#### [EXERCISE INSTRUCTIONS]
Word for word, repeat the entries, minus the pictures.

>> START

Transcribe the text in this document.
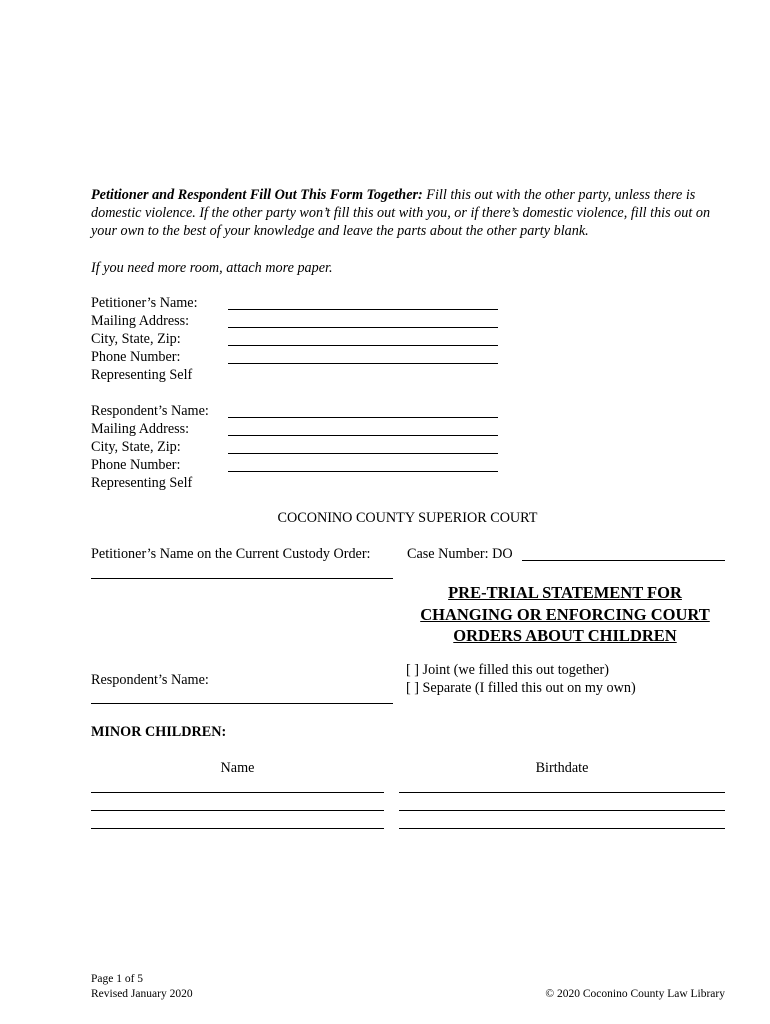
Petitioner and Respondent Fill Out This Form Together: Fill this out with the other party, unless there is domestic violence. If the other party won’t fill this out with you, or if there’s domestic violence, fill this out on your own to the best of your knowledge and leave the parts about the other party blank.
If you need more room, attach more paper.
Petitioner’s Name:
Mailing Address:
City, State, Zip:
Phone Number:
Representing Self
Respondent’s Name:
Mailing Address:
City, State, Zip:
Phone Number:
Representing Self
COCONINO COUNTY SUPERIOR COURT
Petitioner’s Name on the Current Custody Order:	Case Number: DO
PRE-TRIAL STATEMENT FOR
CHANGING OR ENFORCING COURT
ORDERS ABOUT CHILDREN
Respondent’s Name:
[ ] Joint (we filled this out together)
[ ] Separate (I filled this out on my own)
MINOR CHILDREN:
Name	Birthdate
Page 1 of 5
Revised January 2020	© 2020 Coconino County Law Library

>> END

#### [RESPONSE TO THIS EXERCISE]
Transcribe the text in this document.
Petitioner and Respondent Fill Out This Form Together: Fill this out with the other party, unless there is domestic violence. If the other party won’t fill this out with you, or if there’s domestic violence, fill this out on your own to the best of your knowledge and leave the parts about the other party blank.
If you need more room, attach more paper.
Petitioner’s Name:
Mailing Address:
City, State, Zip:
Phone Number:
Representing Self
Respondent’s Name:
Mailing Address:
City, State, Zip:
Phone Number:
Representing Self
COCONINO COUNTY SUPERIOR COURT
Petitioner’s Name on the Current Custody Order:	Case Number: DO
PRE-TRIAL STATEMENT FOR
CHANGING OR ENFORCING COURT
ORDERS ABOUT CHILDREN
Respondent’s Name:
[ ] Joint (we filled this out together)
[ ] Separate (I filled this out on my own)
MINOR CHILDREN:
Name	Birthdate
Page 1 of 5
Revised January 2020	© 2020 Coconino County Law Library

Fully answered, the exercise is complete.